Exercise details :: Identify the lines that contain the string "عقبة" and copy all of them.

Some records
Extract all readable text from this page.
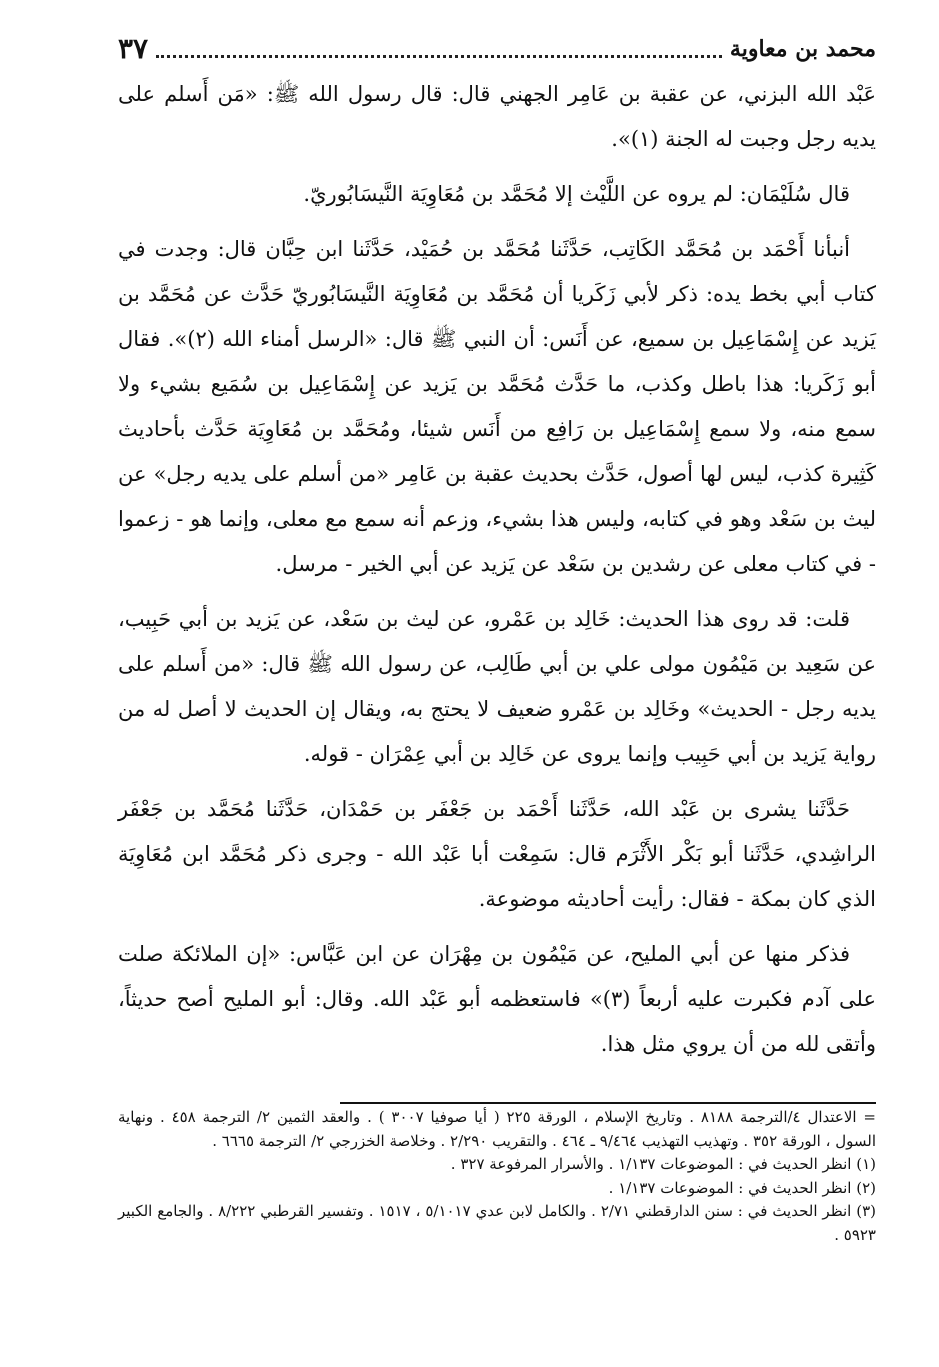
٣٧	محمد بن معاوية

عَبْد الله البزني، عن عقبة بن عَامِر الجهني قال: قال رسول الله ﷺ: «مَن أَسلم على يديه رجل وجبت له الجنة (١)».

قال سُلَيْمَان: لم يروه عن اللَّيْث إلا مُحَمَّد بن مُعَاوِيَة النَّيسَابُوريّ.

أنبأنا أَحْمَد بن مُحَمَّد الكَاتِب، حَدَّثَنا مُحَمَّد بن حُمَيْد، حَدَّثَنا ابن حِبَّان قال: وجدت في كتاب أبي بخط يده: ذكر لأبي زَكَريا أن مُحَمَّد بن مُعَاوِيَة النَّيسَابُوريّ حَدَّث عن مُحَمَّد بن يَزيد عن إِسْمَاعِيل بن سميع، عن أَنَس: أن النبي ﷺ قال: «الرسل أمناء الله (٢)». فقال أبو زَكَريا: هذا باطل وكذب، ما حَدَّث مُحَمَّد بن يَزيد عن إِسْمَاعِيل بن سُمَيع بشيء ولا سمع منه، ولا سمع إِسْمَاعِيل بن رَافِع من أَنَس شيئا، ومُحَمَّد بن مُعَاوِيَة حَدَّث بأحاديث كَثِيرة كذب، ليس لها أصول، حَدَّث بحديث عقبة بن عَامِر «من أسلم على يديه رجل» عن ليث بن سَعْد وهو في كتابه، وليس هذا بشيء، وزعم أنه سمع مع معلى، وإنما هو - زعموا - في كتاب معلى عن رشدين بن سَعْد عن يَزيد عن أبي الخير - مرسل.

قلت: قد روى هذا الحديث: خَالِد بن عَمْرو، عن ليث بن سَعْد، عن يَزيد بن أبي حَبِيب، عن سَعِيد بن مَيْمُون مولى علي بن أبي طَالِب، عن رسول الله ﷺ قال: «من أَسلم على يديه رجل - الحديث» وخَالِد بن عَمْرو ضعيف لا يحتج به، ويقال إن الحديث لا أصل له من رواية يَزيد بن أبي حَبِيب وإنما يروى عن خَالِد بن أبي عِمْرَان - قوله.

حَدَّثَنا يشرى بن عَبْد الله، حَدَّثَنا أَحْمَد بن جَعْفَر بن حَمْدَان، حَدَّثَنا مُحَمَّد بن جَعْفَر الراشِدي، حَدَّثَنا أبو بَكْر الأَثْرَم قال: سَمِعْت أبا عَبْد الله - وجرى ذكر مُحَمَّد ابن مُعَاوِيَة الذي كان بمكة - فقال: رأيت أحاديثه موضوعة.

فذكر منها عن أبي المليح، عن مَيْمُون بن مِهْرَان عن ابن عَبَّاس: «إن الملائكة صلت على آدم فكبرت عليه أربعاً (٣)» فاستعظمه أبو عَبْد الله. وقال: أبو المليح أصح حديثاً، وأتقى لله من أن يروي مثل هذا.

= الاعتدال ٤/الترجمة ٨١٨٨ . وتاريخ الإسلام ، الورقة ٢٢٥ ( أيا صوفيا ٣٠٠٧ ) . والعقد الثمين ٢/ الترجمة ٤٥٨ . ونهاية السول ، الورقة ٣٥٢ . وتهذيب التهذيب ٩/٤٦٤ ـ ٤٦٤ . والتقريب ٢/٢٩٠ . وخلاصة الخزرجي ٢/ الترجمة ٦٦٦٥ .

(١) انظر الحديث في : الموضوعات ١/١٣٧ . والأسرار المرفوعة ٣٢٧ .

(٢) انظر الحديث في : الموضوعات ١/١٣٧ .

(٣) انظر الحديث في : سنن الدارقطني ٢/٧١ . والكامل لابن عدي ٥/١٠١٧ ، ١٥١٧ . وتفسير القرطبي ٨/٢٢٢ . والجامع الكبير ٥٩٢٣ .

Exercise result ::
عَبْد الله البزني، عن عقبة بن عَامِر الجهني قال: قال رسول الله ﷺ: «مَن أَسلم على يديه رجل وجبت له الجنة (١)».
أنبأنا أَحْمَد بن مُحَمَّد الكَاتِب، حَدَّثَنا مُحَمَّد بن حُمَيْد، حَدَّثَنا ابن حِبَّان قال: وجدت في كتاب أبي بخط يده: ذكر لأبي زَكَريا أن مُحَمَّد بن مُعَاوِيَة النَّيسَابُوريّ حَدَّث عن مُحَمَّد بن يَزيد عن إِسْمَاعِيل بن سميع، عن أَنَس: أن النبي ﷺ قال: «الرسل أمناء الله (٢)». فقال أبو زَكَريا: هذا باطل وكذب، ما حَدَّث مُحَمَّد بن يَزيد عن إِسْمَاعِيل بن سُمَيع بشيء ولا سمع منه، ولا سمع إِسْمَاعِيل بن رَافِع من أَنَس شيئا، ومُحَمَّد بن مُعَاوِيَة حَدَّث بأحاديث كَثِيرة كذب، ليس لها أصول، حَدَّث بحديث عقبة بن عَامِر «من أسلم على يديه رجل» عن ليث بن سَعْد وهو في كتابه، وليس هذا بشيء، وزعم أنه سمع مع معلى، وإنما هو - زعموا - في كتاب معلى عن رشدين بن سَعْد عن يَزيد عن أبي الخير - مرسل.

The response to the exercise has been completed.